» **Exercise details**
Write out every line below that includes the word "Spend".

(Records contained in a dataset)
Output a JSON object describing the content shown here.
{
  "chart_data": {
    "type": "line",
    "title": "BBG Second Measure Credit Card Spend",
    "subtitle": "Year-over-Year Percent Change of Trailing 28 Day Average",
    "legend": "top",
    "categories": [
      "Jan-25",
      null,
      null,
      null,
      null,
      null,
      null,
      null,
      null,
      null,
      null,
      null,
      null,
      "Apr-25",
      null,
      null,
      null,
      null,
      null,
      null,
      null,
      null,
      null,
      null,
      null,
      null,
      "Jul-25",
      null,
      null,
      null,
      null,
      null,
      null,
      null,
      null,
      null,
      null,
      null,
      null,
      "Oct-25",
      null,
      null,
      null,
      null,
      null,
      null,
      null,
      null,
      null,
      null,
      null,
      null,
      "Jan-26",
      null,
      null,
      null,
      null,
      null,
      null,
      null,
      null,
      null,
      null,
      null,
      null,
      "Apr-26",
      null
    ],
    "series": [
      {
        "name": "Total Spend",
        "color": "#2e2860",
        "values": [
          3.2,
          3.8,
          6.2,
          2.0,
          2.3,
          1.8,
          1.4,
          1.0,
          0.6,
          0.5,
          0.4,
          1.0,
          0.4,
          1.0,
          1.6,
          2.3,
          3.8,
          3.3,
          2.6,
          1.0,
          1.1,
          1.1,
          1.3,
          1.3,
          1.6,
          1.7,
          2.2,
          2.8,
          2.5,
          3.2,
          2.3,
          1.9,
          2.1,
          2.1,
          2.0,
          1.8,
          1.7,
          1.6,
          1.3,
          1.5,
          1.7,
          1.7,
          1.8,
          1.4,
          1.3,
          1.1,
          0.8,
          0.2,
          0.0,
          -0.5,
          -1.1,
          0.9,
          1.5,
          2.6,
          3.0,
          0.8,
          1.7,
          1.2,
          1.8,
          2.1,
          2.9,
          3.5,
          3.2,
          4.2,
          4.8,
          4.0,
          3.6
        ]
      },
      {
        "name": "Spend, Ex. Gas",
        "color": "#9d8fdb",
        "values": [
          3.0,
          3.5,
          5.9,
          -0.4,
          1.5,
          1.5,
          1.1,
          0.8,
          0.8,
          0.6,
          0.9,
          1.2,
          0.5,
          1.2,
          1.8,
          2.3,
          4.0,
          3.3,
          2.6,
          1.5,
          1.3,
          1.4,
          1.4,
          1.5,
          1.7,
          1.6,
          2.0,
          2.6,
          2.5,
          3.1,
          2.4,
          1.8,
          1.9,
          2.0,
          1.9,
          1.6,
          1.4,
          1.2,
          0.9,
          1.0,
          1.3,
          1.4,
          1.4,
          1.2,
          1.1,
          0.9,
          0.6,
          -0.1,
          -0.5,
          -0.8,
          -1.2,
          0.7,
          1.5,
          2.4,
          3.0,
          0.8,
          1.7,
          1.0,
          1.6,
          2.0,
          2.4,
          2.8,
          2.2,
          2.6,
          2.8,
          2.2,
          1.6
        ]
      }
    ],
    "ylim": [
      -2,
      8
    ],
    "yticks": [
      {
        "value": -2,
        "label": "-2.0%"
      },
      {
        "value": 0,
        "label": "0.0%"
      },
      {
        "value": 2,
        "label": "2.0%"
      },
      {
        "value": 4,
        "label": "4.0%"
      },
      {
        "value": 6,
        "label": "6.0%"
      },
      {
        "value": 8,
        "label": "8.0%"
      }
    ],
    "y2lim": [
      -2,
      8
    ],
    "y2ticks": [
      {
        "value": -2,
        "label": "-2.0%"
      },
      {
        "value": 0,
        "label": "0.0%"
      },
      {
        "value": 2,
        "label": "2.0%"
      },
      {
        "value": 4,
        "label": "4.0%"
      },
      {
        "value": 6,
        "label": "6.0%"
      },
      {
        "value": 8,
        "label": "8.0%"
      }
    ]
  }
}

» **Task output**
    "title": "BBG Second Measure Credit Card Spend",
        "name": "Total Spend",
        "name": "Spend, Ex. Gas",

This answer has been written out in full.